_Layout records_
=======
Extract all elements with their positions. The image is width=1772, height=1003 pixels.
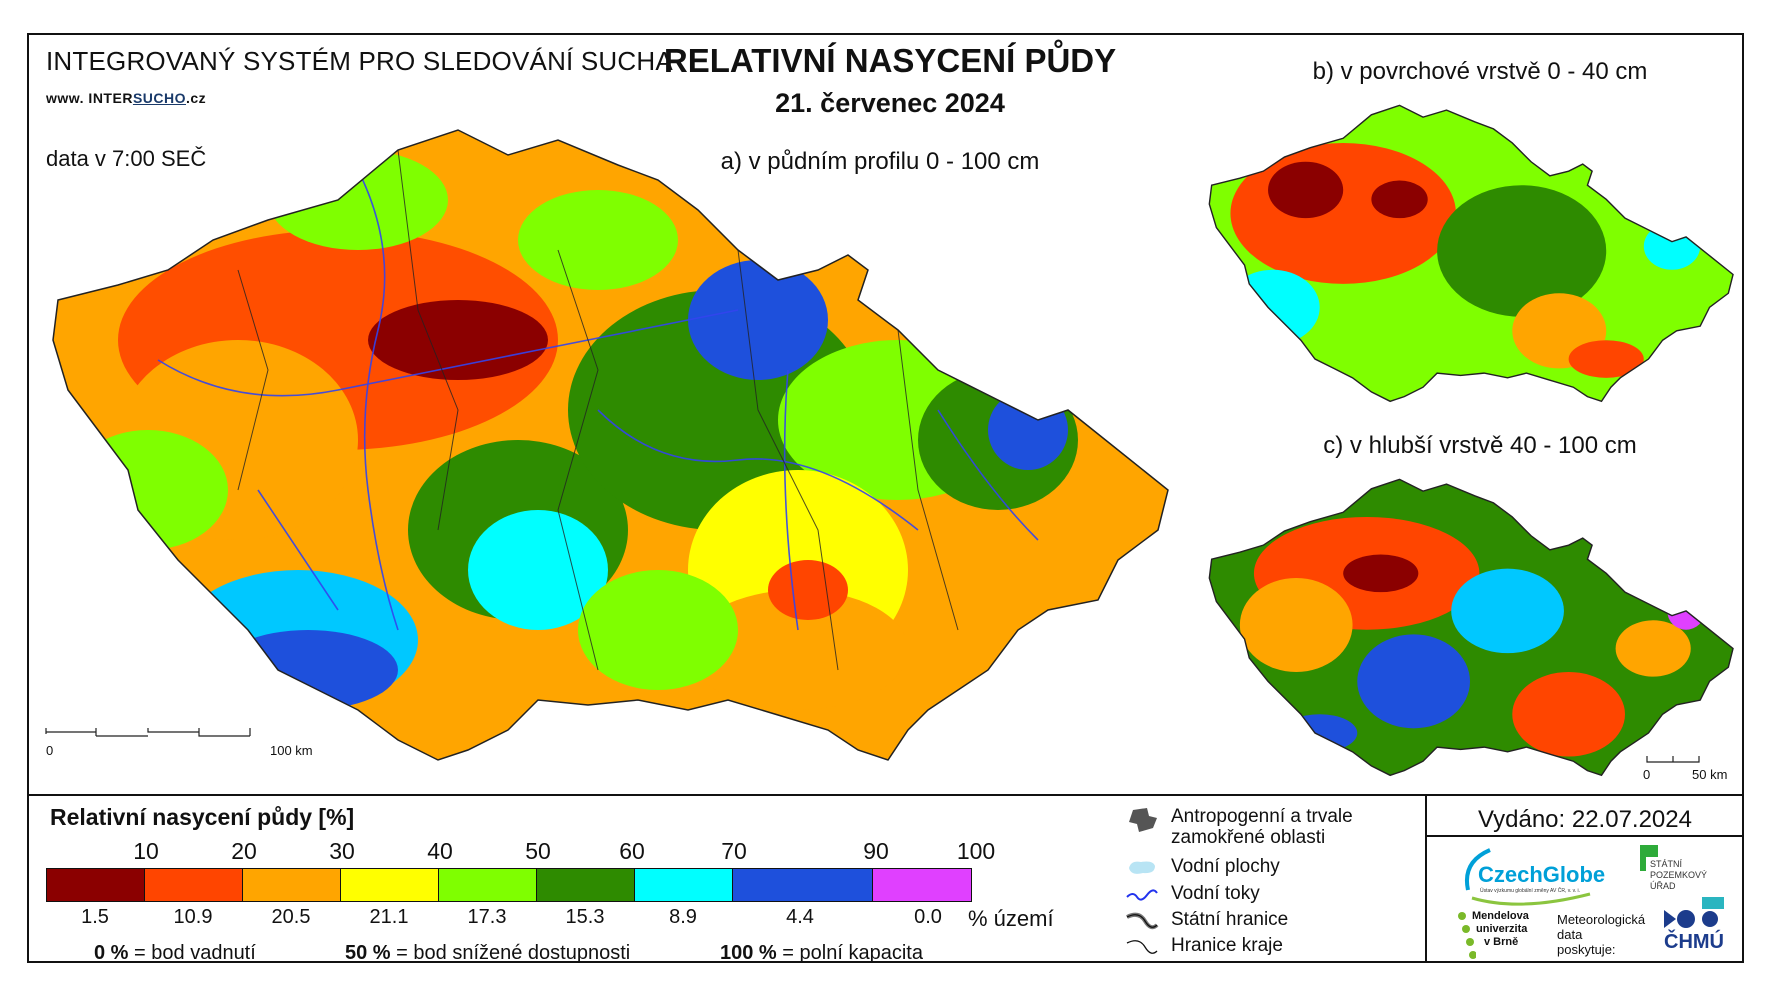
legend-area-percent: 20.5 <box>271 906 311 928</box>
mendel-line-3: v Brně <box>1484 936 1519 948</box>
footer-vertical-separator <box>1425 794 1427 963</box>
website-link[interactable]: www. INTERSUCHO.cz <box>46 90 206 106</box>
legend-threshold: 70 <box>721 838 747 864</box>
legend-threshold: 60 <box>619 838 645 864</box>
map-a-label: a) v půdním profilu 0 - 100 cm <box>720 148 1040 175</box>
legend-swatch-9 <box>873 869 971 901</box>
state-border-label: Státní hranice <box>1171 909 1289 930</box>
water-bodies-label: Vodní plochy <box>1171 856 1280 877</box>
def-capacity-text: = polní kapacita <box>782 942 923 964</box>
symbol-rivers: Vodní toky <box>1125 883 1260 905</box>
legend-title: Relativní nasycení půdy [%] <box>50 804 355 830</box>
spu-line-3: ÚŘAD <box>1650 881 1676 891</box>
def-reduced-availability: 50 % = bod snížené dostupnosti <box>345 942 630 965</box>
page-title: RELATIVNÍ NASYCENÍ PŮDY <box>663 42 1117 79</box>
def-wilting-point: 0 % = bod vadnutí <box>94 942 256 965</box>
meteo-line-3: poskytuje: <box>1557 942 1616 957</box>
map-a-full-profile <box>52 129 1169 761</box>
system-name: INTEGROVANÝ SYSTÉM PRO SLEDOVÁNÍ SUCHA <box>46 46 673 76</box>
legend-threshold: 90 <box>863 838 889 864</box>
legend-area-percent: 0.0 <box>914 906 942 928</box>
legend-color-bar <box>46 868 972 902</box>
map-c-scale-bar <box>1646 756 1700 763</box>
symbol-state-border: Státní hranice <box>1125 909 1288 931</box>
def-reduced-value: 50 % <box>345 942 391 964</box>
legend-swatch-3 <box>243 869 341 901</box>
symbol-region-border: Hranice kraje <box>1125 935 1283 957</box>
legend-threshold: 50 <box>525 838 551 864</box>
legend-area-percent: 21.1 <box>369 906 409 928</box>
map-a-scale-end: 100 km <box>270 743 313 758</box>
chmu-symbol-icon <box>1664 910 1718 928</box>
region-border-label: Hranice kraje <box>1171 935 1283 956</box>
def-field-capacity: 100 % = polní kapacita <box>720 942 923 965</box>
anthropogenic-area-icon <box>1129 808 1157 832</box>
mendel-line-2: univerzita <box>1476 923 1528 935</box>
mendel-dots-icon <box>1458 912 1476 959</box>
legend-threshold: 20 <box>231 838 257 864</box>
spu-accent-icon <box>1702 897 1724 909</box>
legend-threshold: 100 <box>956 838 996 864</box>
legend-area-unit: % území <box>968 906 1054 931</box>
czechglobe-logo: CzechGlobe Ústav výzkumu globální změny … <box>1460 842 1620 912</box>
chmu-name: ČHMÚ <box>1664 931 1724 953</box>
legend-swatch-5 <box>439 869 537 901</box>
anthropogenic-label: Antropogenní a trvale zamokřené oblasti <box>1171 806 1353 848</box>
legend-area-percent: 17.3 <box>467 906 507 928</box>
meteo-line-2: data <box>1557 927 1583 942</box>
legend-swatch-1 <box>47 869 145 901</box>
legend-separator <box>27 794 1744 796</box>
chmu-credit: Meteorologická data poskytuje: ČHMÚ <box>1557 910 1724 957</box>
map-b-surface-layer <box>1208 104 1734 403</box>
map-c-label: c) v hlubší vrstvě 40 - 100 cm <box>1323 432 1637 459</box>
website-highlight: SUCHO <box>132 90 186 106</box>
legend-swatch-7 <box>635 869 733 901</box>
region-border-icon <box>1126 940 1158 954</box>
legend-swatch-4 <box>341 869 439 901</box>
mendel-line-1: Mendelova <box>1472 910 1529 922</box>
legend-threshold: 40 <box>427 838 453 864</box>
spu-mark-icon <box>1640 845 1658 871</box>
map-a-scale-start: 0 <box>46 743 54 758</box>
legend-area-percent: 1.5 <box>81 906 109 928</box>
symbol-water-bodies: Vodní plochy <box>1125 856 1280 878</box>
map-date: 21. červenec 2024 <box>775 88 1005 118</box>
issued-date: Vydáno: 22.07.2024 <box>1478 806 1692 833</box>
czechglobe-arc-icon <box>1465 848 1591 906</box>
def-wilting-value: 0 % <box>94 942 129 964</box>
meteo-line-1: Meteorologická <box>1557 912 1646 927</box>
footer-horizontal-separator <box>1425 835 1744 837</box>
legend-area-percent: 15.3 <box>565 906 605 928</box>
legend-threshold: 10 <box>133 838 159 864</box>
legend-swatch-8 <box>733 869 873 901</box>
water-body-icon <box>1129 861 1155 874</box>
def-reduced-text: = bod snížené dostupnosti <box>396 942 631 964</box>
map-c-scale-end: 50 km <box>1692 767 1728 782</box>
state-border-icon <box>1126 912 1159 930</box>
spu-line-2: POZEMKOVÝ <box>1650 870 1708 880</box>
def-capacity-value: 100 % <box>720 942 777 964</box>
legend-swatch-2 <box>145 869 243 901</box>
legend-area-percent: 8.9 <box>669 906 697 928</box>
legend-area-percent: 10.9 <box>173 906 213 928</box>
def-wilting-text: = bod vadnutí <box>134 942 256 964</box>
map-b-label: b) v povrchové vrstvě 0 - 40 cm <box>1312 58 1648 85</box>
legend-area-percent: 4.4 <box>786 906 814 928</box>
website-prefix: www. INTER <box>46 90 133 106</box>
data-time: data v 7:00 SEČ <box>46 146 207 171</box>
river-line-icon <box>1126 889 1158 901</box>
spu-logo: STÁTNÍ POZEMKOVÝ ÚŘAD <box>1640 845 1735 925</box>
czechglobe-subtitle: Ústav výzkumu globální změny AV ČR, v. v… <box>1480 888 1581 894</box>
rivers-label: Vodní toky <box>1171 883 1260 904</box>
=======
Lay out the lines of the items as a numbered list, starting at the line that contains "legend-area-percent: 20.5 <box>271" and ending at the line that contains "symbol-rivers: Vodní toky", with blank lines left out.

1. legend-area-percent: 20.5 <box>271 906 311 928</box>
2. mendel-line-3: v Brně <box>1484 936 1519 948</box>
3. footer-vertical-separator <box>1425 794 1427 963</box>
4. website-link[interactable]: www. INTERSUCHO.cz <box>46 90 206 106</box>
5. legend-threshold: 70 <box>721 838 747 864</box>
6. legend-threshold: 60 <box>619 838 645 864</box>
7. map-a-label: a) v půdním profilu 0 - 100 cm <box>720 148 1040 175</box>
8. legend-swatch-9 <box>873 869 971 901</box>
9. state-border-label: Státní hranice <box>1171 909 1289 930</box>
10. water-bodies-label: Vodní plochy <box>1171 856 1280 877</box>
11. def-capacity-text: = polní kapacita <box>782 942 923 964</box>
12. symbol-rivers: Vodní toky <box>1125 883 1260 905</box>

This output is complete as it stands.